Written problem |
Exclude the pictures and reproduce the remaining data exactly as written.

Records excerpted from a collection
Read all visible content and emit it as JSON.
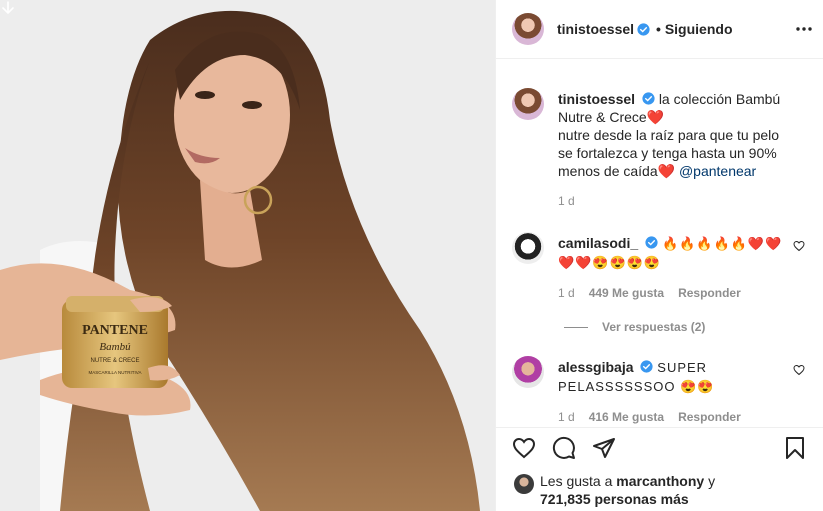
{
  "post": {
    "username": "tinistoessel",
    "follow_status": "Siguiendo",
    "caption_text": "la colección Bambú Nutre & Crece",
    "caption_text_2": "nutre desde la raíz para que tu pelo se fortalezca y tenga hasta un 90% menos de caída",
    "caption_mention": "@pantenear",
    "caption_time": "1 d"
  },
  "product": {
    "brand": "PANTENE",
    "line": "Bambú",
    "sub": "NUTRE & CRECE",
    "type": "MASCARILLA NUTRITIVA"
  },
  "comments": [
    {
      "username": "camilasodi_",
      "text": "🔥🔥🔥🔥🔥❤️❤️❤️❤️😍😍😍😍",
      "time": "1 d",
      "likes": "449 Me gusta",
      "reply": "Responder",
      "view_replies": "Ver respuestas (2)"
    },
    {
      "username": "alessgibaja",
      "text": "SUPER PELASSSSSSOO 😍😍",
      "time": "1 d",
      "likes": "416 Me gusta",
      "reply": "Responder"
    }
  ],
  "footer": {
    "likes_prefix": "Les gusta a",
    "likes_user": "marcanthony",
    "likes_suffix": "y",
    "likes_others": "721,835 personas más"
  },
  "icons": {
    "verified": "verified-badge-icon",
    "more": "more-options-icon",
    "like": "heart-icon",
    "comment": "comment-icon",
    "share": "share-icon",
    "save": "bookmark-icon"
  },
  "colors": {
    "verified_blue": "#3897f0",
    "text": "#262626",
    "muted": "#8e8e8e",
    "link": "#00376b"
  }
}
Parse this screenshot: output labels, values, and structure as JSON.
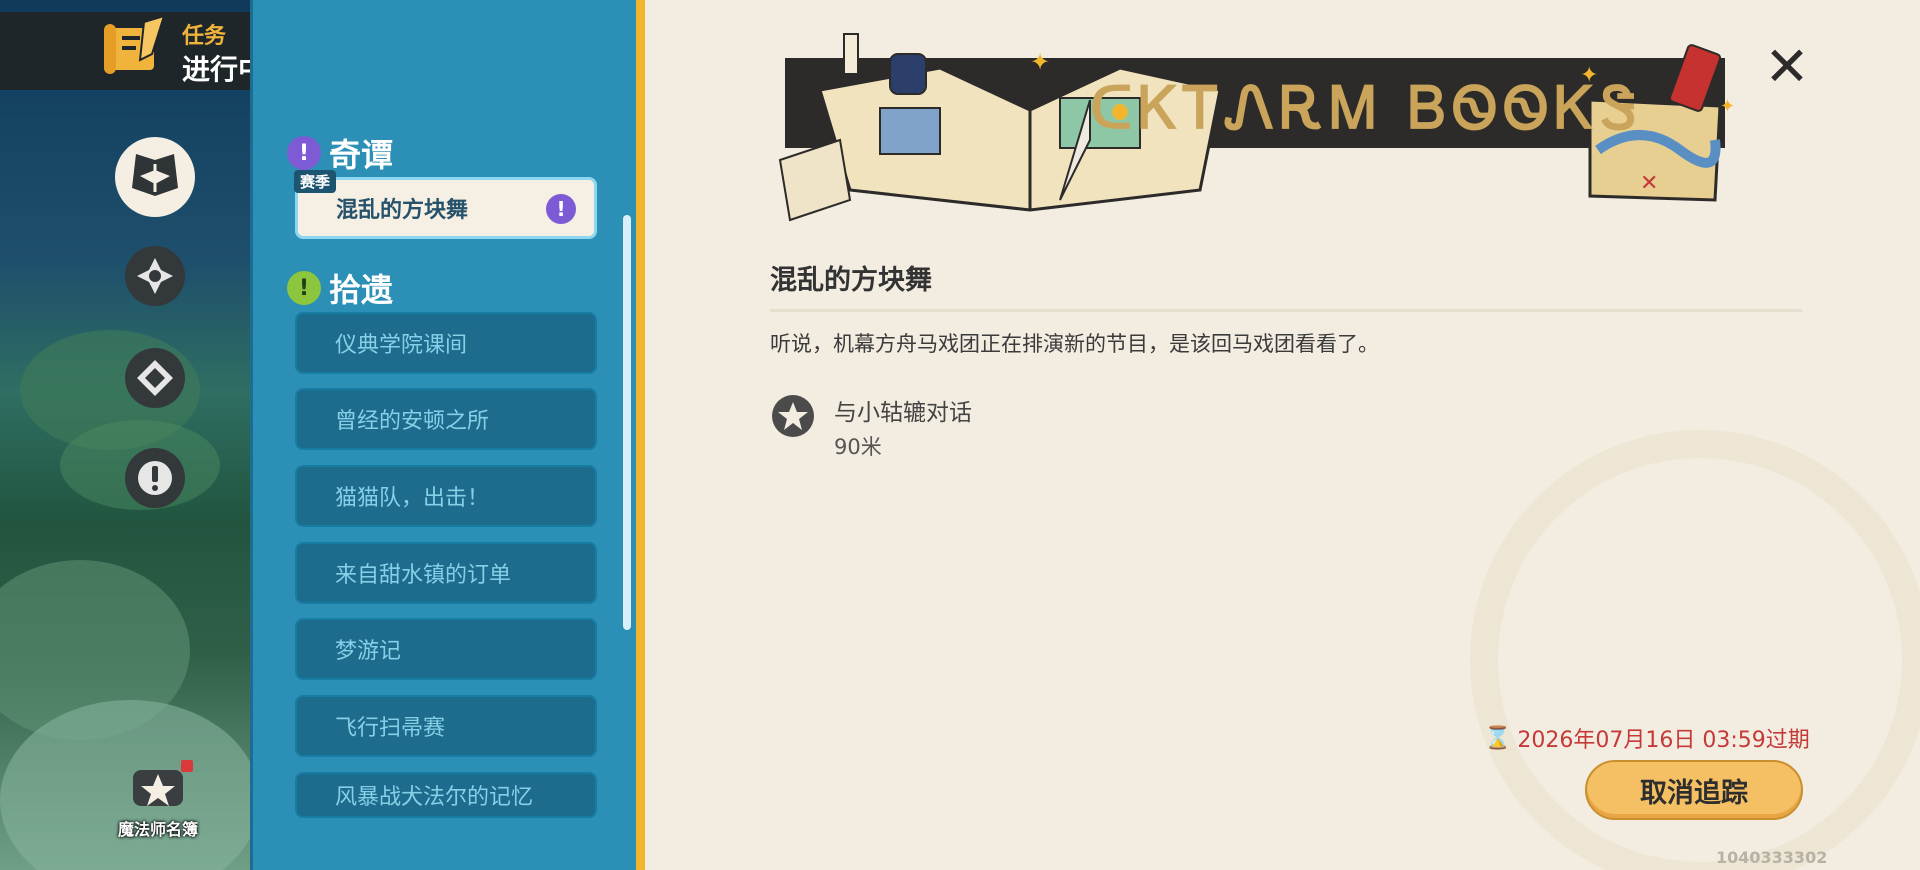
{
  "header": {
    "category": "任务",
    "status": "进行中"
  },
  "sidebar": {
    "roster_label": "魔法师名簿"
  },
  "list": {
    "section_wonder": "奇谭",
    "season_tag": "赛季",
    "selected_item": "混乱的方块舞",
    "section_lost": "拾遗",
    "items": [
      "仪典学院课间",
      "曾经的安顿之所",
      "猫猫队，出击！",
      "来自甜水镇的订单",
      "梦游记",
      "飞行扫帚赛",
      "风暴战犬法尔的记忆"
    ]
  },
  "detail": {
    "banner_text": "ᑕᏦᎢᏁᎡᎷ ᏴᏫᏫᏦᏕ",
    "title": "混乱的方块舞",
    "description": "听说，机幕方舟马戏团正在排演新的节目，是该回马戏团看看了。",
    "objective": {
      "task": "与小轱辘对话",
      "distance": "90米"
    },
    "expiry": "2026年07月16日 03:59过期",
    "track_button": "取消追踪",
    "uid": "1040333302"
  },
  "colors": {
    "accent": "#f2b52e",
    "panel": "#2b8fb6",
    "expiry": "#c53939"
  }
}
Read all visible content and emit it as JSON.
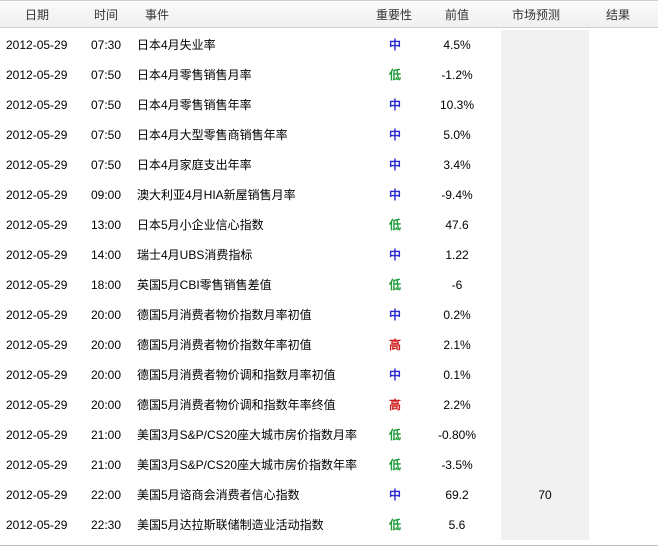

Completed task |
Read all visible content and emit it as JSON.
{
  "post": {
    "username": "tinistoessel",
    "follow_status": "Siguiendo",
    "caption_text": "la colección Bambú Nutre & Crece",
    "caption_text_2": "nutre desde la raíz para que tu pelo se fortalezca y tenga hasta un 90% menos de caída",
    "caption_mention": "@pantenear",
    "caption_time": "1 d"
  },
  "product": {
    "brand": "PANTENE",
    "line": "Bambú",
    "sub": "NUTRE & CRECE",
    "type": "MASCARILLA NUTRITIVA"
  },
  "comments": [
    {
      "username": "camilasodi_",
      "text": "🔥🔥🔥🔥🔥❤️❤️❤️❤️😍😍😍😍",
      "time": "1 d",
      "likes": "449 Me gusta",
      "reply": "Responder",
      "view_replies": "Ver respuestas (2)"
    },
    {
      "username": "alessgibaja",
      "text": "SUPER PELASSSSSSOO 😍😍",
      "time": "1 d",
      "likes": "416 Me gusta",
      "reply": "Responder"
    }
  ],
  "footer": {
    "likes_prefix": "Les gusta a",
    "likes_user": "marcanthony",
    "likes_suffix": "y",
    "likes_others": "721,835 personas más"
  },
  "icons": {
    "verified": "verified-badge-icon",
    "more": "more-options-icon",
    "like": "heart-icon",
    "comment": "comment-icon",
    "share": "share-icon",
    "save": "bookmark-icon"
  },
  "colors": {
    "verified_blue": "#3897f0",
    "text": "#262626",
    "muted": "#8e8e8e",
    "link": "#00376b"
  }
}
Parse this screenshot: output labels, values, and structure as JSON.
{
  "header": {
    "category": "任务",
    "status": "进行中"
  },
  "sidebar": {
    "roster_label": "魔法师名簿"
  },
  "list": {
    "section_wonder": "奇谭",
    "season_tag": "赛季",
    "selected_item": "混乱的方块舞",
    "section_lost": "拾遗",
    "items": [
      "仪典学院课间",
      "曾经的安顿之所",
      "猫猫队，出击！",
      "来自甜水镇的订单",
      "梦游记",
      "飞行扫帚赛",
      "风暴战犬法尔的记忆"
    ]
  },
  "detail": {
    "banner_text": "ᑕᏦᎢᏁᎡᎷ ᏴᏫᏫᏦᏕ",
    "title": "混乱的方块舞",
    "description": "听说，机幕方舟马戏团正在排演新的节目，是该回马戏团看看了。",
    "objective": {
      "task": "与小轱辘对话",
      "distance": "90米"
    },
    "expiry": "2026年07月16日 03:59过期",
    "track_button": "取消追踪",
    "uid": "1040333302"
  },
  "colors": {
    "accent": "#f2b52e",
    "panel": "#2b8fb6",
    "expiry": "#c53939"
  }
}
Read all visible content and emit it as JSON.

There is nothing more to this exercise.